─── Source data ───
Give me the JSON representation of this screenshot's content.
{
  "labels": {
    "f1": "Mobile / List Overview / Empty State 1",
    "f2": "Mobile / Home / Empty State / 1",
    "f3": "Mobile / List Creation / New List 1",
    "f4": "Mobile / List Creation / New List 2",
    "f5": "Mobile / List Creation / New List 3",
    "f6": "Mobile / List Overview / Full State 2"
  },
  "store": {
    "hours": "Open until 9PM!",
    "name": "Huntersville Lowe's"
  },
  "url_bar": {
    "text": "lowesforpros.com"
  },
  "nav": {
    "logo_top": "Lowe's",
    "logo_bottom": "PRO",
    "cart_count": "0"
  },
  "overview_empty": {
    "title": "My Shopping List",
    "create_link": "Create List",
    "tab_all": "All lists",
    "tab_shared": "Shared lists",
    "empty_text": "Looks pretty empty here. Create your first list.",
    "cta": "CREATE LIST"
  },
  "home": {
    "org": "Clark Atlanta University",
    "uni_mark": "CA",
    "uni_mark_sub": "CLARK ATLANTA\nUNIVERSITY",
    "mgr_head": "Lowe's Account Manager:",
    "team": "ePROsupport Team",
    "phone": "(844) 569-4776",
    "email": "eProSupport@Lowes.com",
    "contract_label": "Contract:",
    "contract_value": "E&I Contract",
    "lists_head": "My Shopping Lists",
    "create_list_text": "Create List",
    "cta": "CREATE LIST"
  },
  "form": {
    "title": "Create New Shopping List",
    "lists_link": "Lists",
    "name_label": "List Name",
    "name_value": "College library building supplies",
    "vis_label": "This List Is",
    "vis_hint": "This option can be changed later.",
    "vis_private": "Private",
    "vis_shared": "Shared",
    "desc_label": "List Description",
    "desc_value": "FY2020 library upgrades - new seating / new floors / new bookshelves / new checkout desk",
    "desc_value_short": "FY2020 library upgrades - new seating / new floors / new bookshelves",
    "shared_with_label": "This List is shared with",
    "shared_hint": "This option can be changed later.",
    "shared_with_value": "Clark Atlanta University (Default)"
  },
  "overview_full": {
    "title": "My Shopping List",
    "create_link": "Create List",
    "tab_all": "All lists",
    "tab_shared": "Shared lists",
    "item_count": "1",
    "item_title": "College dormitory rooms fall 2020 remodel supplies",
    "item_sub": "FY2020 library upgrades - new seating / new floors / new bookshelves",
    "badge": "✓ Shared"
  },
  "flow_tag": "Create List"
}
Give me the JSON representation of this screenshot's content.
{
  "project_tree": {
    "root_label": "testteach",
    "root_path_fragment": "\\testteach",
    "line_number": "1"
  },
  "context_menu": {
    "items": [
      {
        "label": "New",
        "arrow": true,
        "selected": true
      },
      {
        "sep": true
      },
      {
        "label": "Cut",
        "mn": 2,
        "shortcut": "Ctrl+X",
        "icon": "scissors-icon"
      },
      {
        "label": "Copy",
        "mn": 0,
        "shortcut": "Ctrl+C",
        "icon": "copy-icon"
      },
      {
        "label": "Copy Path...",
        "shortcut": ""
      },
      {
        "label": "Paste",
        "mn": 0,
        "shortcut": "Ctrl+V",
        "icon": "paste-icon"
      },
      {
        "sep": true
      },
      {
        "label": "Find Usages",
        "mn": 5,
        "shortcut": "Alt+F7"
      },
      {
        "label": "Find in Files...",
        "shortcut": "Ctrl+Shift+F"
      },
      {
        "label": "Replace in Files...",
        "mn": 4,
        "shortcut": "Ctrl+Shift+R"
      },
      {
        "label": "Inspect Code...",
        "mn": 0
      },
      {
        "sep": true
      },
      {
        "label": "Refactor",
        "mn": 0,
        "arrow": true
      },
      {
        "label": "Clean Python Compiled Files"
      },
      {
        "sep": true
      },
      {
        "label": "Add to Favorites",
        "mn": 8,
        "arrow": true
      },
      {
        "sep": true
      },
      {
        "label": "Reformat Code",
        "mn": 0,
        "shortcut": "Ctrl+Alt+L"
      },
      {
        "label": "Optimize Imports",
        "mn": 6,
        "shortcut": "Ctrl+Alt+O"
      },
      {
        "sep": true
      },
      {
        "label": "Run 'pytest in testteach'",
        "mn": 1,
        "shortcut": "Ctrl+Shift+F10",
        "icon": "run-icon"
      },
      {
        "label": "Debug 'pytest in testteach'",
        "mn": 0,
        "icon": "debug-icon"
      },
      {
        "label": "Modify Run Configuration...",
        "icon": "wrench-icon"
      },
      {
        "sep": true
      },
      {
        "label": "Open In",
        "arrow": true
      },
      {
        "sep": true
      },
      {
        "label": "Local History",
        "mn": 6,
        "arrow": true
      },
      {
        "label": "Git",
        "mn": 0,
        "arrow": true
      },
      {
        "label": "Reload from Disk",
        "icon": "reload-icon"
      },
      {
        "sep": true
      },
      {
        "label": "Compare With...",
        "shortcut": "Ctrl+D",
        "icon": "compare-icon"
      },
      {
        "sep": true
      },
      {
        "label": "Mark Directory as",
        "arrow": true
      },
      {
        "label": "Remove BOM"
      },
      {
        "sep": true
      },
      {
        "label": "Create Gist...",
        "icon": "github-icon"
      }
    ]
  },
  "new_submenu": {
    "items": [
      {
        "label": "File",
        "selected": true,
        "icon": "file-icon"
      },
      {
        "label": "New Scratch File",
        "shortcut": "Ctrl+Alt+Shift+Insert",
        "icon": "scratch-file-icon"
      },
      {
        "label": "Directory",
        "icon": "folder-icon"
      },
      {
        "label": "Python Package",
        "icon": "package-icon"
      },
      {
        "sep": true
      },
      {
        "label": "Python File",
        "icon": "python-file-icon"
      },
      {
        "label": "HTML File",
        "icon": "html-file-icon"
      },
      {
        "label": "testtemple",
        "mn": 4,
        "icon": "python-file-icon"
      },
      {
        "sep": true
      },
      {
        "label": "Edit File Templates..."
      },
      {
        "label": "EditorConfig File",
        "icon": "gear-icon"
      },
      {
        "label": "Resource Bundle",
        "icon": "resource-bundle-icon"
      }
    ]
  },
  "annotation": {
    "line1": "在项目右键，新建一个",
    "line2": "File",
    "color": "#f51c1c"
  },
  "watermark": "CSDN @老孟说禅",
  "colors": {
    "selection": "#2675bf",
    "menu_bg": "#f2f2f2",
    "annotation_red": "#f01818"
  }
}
───
Gather all lines from the records above in which "seating" appears.

**Worked solution**
    "desc_value": "FY2020 library upgrades - new seating / new floors / new bookshelves / new checkout desk",
    "desc_value_short": "FY2020 library upgrades - new seating / new floors / new bookshelves",
    "item_sub": "FY2020 library upgrades - new seating / new floors / new bookshelves",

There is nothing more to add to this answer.